**Stated problem**
Give every entry again, word for word.

#### Dataset excerpts

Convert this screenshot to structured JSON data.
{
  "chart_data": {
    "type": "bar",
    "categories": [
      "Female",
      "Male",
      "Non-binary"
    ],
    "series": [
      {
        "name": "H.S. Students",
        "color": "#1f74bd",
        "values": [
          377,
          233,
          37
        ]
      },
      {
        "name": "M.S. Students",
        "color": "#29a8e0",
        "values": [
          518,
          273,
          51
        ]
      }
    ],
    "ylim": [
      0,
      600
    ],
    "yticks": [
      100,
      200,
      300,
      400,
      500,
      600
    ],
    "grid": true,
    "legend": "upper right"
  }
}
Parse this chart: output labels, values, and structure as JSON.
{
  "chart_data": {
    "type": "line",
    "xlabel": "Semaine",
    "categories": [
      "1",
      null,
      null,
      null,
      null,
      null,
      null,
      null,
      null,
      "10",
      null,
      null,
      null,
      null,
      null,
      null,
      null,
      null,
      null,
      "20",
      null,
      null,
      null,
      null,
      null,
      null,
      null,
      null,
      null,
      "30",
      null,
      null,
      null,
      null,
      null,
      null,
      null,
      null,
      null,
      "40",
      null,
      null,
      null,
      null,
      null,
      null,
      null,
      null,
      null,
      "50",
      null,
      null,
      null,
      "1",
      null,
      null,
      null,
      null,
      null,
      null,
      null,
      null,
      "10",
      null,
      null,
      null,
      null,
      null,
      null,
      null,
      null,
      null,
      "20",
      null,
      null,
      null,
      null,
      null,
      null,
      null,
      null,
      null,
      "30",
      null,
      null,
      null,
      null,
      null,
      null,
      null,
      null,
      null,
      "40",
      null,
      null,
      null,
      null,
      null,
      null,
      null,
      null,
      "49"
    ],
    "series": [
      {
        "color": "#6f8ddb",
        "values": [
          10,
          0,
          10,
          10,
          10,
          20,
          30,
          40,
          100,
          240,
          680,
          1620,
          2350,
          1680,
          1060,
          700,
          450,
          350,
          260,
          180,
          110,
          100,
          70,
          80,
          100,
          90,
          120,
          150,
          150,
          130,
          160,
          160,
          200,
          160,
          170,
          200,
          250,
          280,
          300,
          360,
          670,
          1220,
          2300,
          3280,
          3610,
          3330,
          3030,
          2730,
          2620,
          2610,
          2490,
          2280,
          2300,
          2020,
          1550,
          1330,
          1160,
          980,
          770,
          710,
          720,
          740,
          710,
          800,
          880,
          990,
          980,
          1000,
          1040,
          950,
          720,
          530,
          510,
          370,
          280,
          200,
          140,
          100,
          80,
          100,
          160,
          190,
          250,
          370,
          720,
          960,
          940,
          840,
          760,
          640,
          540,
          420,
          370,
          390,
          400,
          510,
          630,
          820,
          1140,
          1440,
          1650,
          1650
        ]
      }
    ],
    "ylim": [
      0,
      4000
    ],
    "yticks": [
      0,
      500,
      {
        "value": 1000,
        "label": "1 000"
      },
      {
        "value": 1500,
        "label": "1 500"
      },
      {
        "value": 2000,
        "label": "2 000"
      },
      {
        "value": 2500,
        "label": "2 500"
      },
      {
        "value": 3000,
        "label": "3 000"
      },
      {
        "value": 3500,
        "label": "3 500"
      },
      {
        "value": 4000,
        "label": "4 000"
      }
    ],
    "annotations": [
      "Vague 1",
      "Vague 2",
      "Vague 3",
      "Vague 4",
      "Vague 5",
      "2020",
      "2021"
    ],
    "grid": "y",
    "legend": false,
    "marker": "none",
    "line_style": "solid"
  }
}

########

**Final answer**
Convert this screenshot to structured JSON data.
{
  "chart_data": {
    "type": "bar",
    "categories": [
      "Female",
      "Male",
      "Non-binary"
    ],
    "series": [
      {
        "name": "H.S. Students",
        "color": "#1f74bd",
        "values": [
          377,
          233,
          37
        ]
      },
      {
        "name": "M.S. Students",
        "color": "#29a8e0",
        "values": [
          518,
          273,
          51
        ]
      }
    ],
    "ylim": [
      0,
      600
    ],
    "yticks": [
      100,
      200,
      300,
      400,
      500,
      600
    ],
    "grid": true,
    "legend": "upper right"
  }
}
Parse this chart: output labels, values, and structure as JSON.
{
  "chart_data": {
    "type": "line",
    "xlabel": "Semaine",
    "categories": [
      "1",
      null,
      null,
      null,
      null,
      null,
      null,
      null,
      null,
      "10",
      null,
      null,
      null,
      null,
      null,
      null,
      null,
      null,
      null,
      "20",
      null,
      null,
      null,
      null,
      null,
      null,
      null,
      null,
      null,
      "30",
      null,
      null,
      null,
      null,
      null,
      null,
      null,
      null,
      null,
      "40",
      null,
      null,
      null,
      null,
      null,
      null,
      null,
      null,
      null,
      "50",
      null,
      null,
      null,
      "1",
      null,
      null,
      null,
      null,
      null,
      null,
      null,
      null,
      "10",
      null,
      null,
      null,
      null,
      null,
      null,
      null,
      null,
      null,
      "20",
      null,
      null,
      null,
      null,
      null,
      null,
      null,
      null,
      null,
      "30",
      null,
      null,
      null,
      null,
      null,
      null,
      null,
      null,
      null,
      "40",
      null,
      null,
      null,
      null,
      null,
      null,
      null,
      null,
      "49"
    ],
    "series": [
      {
        "color": "#6f8ddb",
        "values": [
          10,
          0,
          10,
          10,
          10,
          20,
          30,
          40,
          100,
          240,
          680,
          1620,
          2350,
          1680,
          1060,
          700,
          450,
          350,
          260,
          180,
          110,
          100,
          70,
          80,
          100,
          90,
          120,
          150,
          150,
          130,
          160,
          160,
          200,
          160,
          170,
          200,
          250,
          280,
          300,
          360,
          670,
          1220,
          2300,
          3280,
          3610,
          3330,
          3030,
          2730,
          2620,
          2610,
          2490,
          2280,
          2300,
          2020,
          1550,
          1330,
          1160,
          980,
          770,
          710,
          720,
          740,
          710,
          800,
          880,
          990,
          980,
          1000,
          1040,
          950,
          720,
          530,
          510,
          370,
          280,
          200,
          140,
          100,
          80,
          100,
          160,
          190,
          250,
          370,
          720,
          960,
          940,
          840,
          760,
          640,
          540,
          420,
          370,
          390,
          400,
          510,
          630,
          820,
          1140,
          1440,
          1650,
          1650
        ]
      }
    ],
    "ylim": [
      0,
      4000
    ],
    "yticks": [
      0,
      500,
      {
        "value": 1000,
        "label": "1 000"
      },
      {
        "value": 1500,
        "label": "1 500"
      },
      {
        "value": 2000,
        "label": "2 000"
      },
      {
        "value": 2500,
        "label": "2 500"
      },
      {
        "value": 3000,
        "label": "3 000"
      },
      {
        "value": 3500,
        "label": "3 500"
      },
      {
        "value": 4000,
        "label": "4 000"
      }
    ],
    "annotations": [
      "Vague 1",
      "Vague 2",
      "Vague 3",
      "Vague 4",
      "Vague 5",
      "2020",
      "2021"
    ],
    "grid": "y",
    "legend": false,
    "marker": "none",
    "line_style": "solid"
  }
}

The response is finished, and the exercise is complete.